What you will do:
All of the lines below are to be transcribed faithfully, with pictures excluded from the copy.

BEGIN Records for processing

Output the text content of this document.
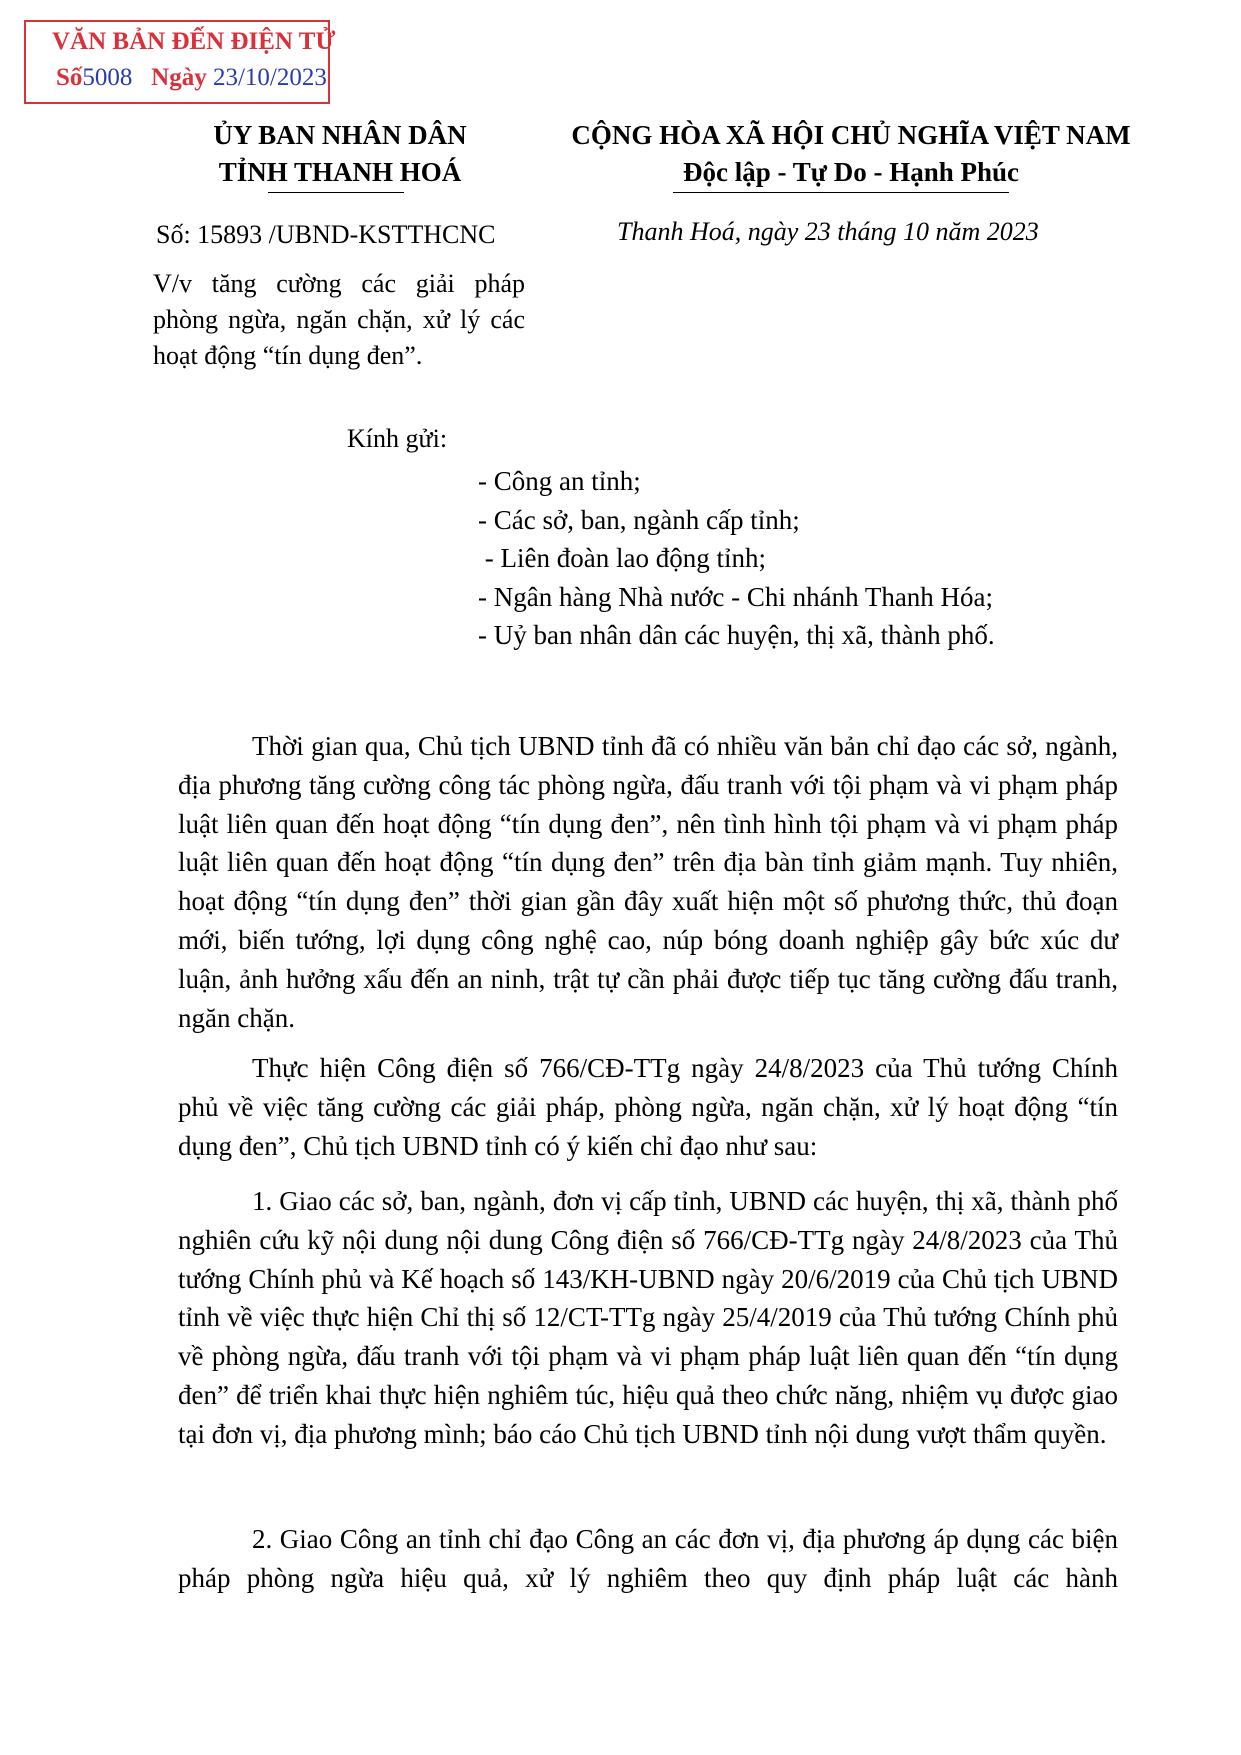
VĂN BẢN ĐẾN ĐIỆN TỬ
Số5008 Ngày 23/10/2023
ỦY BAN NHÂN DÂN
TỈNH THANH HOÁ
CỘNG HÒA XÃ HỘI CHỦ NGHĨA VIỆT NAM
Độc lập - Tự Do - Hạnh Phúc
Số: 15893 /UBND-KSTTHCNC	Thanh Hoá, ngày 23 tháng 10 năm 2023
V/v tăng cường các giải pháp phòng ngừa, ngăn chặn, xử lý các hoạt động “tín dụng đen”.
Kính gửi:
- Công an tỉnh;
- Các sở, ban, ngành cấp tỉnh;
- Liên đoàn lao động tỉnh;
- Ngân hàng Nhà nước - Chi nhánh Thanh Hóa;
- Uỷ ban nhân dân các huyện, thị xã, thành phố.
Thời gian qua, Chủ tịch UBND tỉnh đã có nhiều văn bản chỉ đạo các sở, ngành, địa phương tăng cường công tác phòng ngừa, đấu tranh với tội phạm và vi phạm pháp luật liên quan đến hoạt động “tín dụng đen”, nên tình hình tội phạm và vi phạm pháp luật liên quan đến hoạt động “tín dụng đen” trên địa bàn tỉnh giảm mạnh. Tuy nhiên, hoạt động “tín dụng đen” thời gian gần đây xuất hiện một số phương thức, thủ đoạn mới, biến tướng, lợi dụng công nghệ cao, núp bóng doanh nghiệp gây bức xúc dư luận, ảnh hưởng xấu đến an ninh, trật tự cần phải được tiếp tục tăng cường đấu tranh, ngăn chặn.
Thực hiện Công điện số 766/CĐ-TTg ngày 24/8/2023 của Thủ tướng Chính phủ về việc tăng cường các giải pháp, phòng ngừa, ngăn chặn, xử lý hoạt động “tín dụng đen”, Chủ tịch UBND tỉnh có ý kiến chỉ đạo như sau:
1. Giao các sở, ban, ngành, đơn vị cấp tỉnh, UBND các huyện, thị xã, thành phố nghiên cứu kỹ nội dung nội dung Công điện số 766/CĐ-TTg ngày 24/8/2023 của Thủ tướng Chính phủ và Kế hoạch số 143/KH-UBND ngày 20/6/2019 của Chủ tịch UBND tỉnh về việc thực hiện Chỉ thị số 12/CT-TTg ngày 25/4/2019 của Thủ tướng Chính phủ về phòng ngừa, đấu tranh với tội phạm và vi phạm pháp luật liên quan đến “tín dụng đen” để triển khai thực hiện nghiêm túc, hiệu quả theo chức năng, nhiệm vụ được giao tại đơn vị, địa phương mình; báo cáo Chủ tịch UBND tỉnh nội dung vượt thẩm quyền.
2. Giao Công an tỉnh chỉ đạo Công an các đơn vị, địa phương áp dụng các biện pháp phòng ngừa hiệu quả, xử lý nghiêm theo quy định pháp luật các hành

END Records for processing

Correct output:
Output the text content of this document.
VĂN BẢN ĐẾN ĐIỆN TỬ
Số5008 Ngày 23/10/2023
ỦY BAN NHÂN DÂN
TỈNH THANH HOÁ
CỘNG HÒA XÃ HỘI CHỦ NGHĨA VIỆT NAM
Độc lập - Tự Do - Hạnh Phúc
Số: 15893 /UBND-KSTTHCNC	Thanh Hoá, ngày 23 tháng 10 năm 2023
V/v tăng cường các giải pháp phòng ngừa, ngăn chặn, xử lý các hoạt động “tín dụng đen”.
Kính gửi:
- Công an tỉnh;
- Các sở, ban, ngành cấp tỉnh;
- Liên đoàn lao động tỉnh;
- Ngân hàng Nhà nước - Chi nhánh Thanh Hóa;
- Uỷ ban nhân dân các huyện, thị xã, thành phố.
Thời gian qua, Chủ tịch UBND tỉnh đã có nhiều văn bản chỉ đạo các sở, ngành, địa phương tăng cường công tác phòng ngừa, đấu tranh với tội phạm và vi phạm pháp luật liên quan đến hoạt động “tín dụng đen”, nên tình hình tội phạm và vi phạm pháp luật liên quan đến hoạt động “tín dụng đen” trên địa bàn tỉnh giảm mạnh. Tuy nhiên, hoạt động “tín dụng đen” thời gian gần đây xuất hiện một số phương thức, thủ đoạn mới, biến tướng, lợi dụng công nghệ cao, núp bóng doanh nghiệp gây bức xúc dư luận, ảnh hưởng xấu đến an ninh, trật tự cần phải được tiếp tục tăng cường đấu tranh, ngăn chặn.
Thực hiện Công điện số 766/CĐ-TTg ngày 24/8/2023 của Thủ tướng Chính phủ về việc tăng cường các giải pháp, phòng ngừa, ngăn chặn, xử lý hoạt động “tín dụng đen”, Chủ tịch UBND tỉnh có ý kiến chỉ đạo như sau:
1. Giao các sở, ban, ngành, đơn vị cấp tỉnh, UBND các huyện, thị xã, thành phố nghiên cứu kỹ nội dung nội dung Công điện số 766/CĐ-TTg ngày 24/8/2023 của Thủ tướng Chính phủ và Kế hoạch số 143/KH-UBND ngày 20/6/2019 của Chủ tịch UBND tỉnh về việc thực hiện Chỉ thị số 12/CT-TTg ngày 25/4/2019 của Thủ tướng Chính phủ về phòng ngừa, đấu tranh với tội phạm và vi phạm pháp luật liên quan đến “tín dụng đen” để triển khai thực hiện nghiêm túc, hiệu quả theo chức năng, nhiệm vụ được giao tại đơn vị, địa phương mình; báo cáo Chủ tịch UBND tỉnh nội dung vượt thẩm quyền.
2. Giao Công an tỉnh chỉ đạo Công an các đơn vị, địa phương áp dụng các biện pháp phòng ngừa hiệu quả, xử lý nghiêm theo quy định pháp luật các hành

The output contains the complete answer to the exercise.